The data>

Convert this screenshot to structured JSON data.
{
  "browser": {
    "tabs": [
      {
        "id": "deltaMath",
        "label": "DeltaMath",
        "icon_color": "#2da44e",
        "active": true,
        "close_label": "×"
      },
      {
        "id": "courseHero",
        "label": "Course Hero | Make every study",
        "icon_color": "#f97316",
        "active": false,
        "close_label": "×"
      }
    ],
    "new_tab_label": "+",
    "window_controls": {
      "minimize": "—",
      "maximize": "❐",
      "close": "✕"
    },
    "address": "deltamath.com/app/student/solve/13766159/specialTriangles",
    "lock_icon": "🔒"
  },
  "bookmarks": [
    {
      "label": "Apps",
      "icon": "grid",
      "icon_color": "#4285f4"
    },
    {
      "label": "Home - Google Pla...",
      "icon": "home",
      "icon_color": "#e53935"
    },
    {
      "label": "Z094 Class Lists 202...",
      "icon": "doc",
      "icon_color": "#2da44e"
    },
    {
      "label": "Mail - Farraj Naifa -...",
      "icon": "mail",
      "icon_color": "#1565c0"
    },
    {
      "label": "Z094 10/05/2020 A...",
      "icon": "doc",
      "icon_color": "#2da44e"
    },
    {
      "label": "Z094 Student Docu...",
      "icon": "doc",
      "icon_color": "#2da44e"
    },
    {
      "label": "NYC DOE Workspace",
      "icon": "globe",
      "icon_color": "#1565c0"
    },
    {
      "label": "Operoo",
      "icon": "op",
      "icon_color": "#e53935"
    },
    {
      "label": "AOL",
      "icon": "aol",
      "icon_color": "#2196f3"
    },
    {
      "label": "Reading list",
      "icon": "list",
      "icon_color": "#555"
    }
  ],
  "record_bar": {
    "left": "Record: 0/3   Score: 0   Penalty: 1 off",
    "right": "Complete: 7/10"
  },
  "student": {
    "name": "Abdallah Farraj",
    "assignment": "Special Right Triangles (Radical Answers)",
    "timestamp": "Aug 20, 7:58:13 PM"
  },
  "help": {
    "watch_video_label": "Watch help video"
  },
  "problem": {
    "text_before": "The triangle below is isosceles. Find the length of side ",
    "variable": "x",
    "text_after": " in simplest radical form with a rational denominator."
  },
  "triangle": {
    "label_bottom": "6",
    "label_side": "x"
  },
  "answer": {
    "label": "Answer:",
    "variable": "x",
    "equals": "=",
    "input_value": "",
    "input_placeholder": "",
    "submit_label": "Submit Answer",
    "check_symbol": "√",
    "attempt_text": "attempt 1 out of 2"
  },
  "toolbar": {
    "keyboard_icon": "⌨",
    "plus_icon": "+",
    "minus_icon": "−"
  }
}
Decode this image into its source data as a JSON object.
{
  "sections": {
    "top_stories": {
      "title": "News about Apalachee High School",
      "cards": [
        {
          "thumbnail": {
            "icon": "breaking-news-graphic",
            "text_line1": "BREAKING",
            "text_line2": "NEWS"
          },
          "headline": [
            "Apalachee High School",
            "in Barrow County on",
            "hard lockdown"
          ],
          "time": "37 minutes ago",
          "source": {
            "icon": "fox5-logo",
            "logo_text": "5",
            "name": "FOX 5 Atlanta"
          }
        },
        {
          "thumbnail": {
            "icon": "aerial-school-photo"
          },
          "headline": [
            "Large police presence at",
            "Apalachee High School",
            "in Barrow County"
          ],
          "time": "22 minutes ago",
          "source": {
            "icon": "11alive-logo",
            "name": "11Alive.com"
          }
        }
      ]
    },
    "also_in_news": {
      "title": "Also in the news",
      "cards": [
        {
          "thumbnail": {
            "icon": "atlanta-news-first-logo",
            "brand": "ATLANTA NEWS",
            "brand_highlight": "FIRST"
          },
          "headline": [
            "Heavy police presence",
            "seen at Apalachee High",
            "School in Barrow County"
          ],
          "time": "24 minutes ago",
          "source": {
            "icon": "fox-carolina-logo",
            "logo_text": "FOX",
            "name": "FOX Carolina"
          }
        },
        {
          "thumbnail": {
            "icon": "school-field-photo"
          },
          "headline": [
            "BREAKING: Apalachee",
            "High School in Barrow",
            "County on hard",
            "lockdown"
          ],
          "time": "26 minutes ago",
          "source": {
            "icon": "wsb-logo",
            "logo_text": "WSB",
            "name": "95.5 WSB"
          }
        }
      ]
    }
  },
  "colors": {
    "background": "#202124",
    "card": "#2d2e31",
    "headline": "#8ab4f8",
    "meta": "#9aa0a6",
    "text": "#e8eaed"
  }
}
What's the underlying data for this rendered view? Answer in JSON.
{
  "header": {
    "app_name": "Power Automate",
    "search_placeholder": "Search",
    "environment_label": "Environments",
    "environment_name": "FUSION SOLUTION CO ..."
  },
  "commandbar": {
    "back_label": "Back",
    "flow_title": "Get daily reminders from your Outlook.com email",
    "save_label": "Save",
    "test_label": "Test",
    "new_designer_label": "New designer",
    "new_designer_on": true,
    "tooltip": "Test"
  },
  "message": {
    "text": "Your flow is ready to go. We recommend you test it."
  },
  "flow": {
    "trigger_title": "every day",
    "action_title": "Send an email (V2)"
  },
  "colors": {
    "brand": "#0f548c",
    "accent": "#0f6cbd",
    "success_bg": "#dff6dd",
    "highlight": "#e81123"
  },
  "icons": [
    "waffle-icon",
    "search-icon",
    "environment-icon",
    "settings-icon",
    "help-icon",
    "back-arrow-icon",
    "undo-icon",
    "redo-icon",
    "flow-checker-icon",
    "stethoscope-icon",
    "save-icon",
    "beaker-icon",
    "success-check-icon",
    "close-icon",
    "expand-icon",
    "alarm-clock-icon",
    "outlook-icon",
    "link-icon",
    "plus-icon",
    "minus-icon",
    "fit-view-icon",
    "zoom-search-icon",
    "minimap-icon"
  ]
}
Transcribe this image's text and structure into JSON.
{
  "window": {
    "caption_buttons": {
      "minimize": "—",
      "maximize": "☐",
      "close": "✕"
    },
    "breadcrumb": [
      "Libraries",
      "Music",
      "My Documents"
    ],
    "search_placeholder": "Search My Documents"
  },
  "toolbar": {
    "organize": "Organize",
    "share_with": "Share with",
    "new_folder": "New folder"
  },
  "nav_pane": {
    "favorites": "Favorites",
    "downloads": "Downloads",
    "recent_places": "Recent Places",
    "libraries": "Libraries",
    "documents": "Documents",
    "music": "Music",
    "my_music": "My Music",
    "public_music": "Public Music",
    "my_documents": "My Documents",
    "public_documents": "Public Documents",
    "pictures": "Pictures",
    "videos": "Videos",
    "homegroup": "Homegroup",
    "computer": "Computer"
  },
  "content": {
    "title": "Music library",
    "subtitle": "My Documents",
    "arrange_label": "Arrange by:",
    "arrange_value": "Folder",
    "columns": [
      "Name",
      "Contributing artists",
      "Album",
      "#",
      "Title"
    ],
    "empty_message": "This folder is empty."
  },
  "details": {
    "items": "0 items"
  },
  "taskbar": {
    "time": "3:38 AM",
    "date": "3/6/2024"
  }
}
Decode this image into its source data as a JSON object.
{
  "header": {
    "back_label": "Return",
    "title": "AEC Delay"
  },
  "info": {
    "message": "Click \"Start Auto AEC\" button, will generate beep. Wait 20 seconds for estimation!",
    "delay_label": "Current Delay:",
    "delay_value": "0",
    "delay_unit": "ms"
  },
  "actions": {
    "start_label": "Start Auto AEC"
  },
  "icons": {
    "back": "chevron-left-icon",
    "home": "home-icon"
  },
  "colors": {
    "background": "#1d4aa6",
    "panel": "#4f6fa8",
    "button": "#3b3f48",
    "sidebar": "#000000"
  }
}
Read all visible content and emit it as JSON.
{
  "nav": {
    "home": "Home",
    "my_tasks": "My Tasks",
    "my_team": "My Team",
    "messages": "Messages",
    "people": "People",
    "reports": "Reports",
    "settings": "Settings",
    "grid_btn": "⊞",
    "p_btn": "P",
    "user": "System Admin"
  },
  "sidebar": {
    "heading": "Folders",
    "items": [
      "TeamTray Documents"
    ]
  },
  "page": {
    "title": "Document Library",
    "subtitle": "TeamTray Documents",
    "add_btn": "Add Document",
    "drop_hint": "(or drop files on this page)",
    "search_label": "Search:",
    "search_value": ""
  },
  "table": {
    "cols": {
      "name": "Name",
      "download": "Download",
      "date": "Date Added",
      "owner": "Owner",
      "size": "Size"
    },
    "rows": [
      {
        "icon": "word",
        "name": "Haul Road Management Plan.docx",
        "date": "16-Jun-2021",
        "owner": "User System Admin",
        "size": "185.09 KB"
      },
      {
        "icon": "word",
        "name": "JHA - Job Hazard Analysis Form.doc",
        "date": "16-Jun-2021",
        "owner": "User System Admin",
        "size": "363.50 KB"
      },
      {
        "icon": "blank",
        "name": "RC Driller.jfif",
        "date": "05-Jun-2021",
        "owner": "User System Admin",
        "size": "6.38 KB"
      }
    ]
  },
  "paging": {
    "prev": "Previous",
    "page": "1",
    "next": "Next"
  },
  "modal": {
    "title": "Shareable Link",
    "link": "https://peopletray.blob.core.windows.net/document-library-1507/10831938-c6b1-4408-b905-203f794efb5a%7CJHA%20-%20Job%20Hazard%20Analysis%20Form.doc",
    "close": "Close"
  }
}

Exercise objective> Go through the entries and return each line where the word "County" appears.

The answer>
            "in Barrow County on",
            "in Barrow County"
            "School in Barrow County"
            "County on hard",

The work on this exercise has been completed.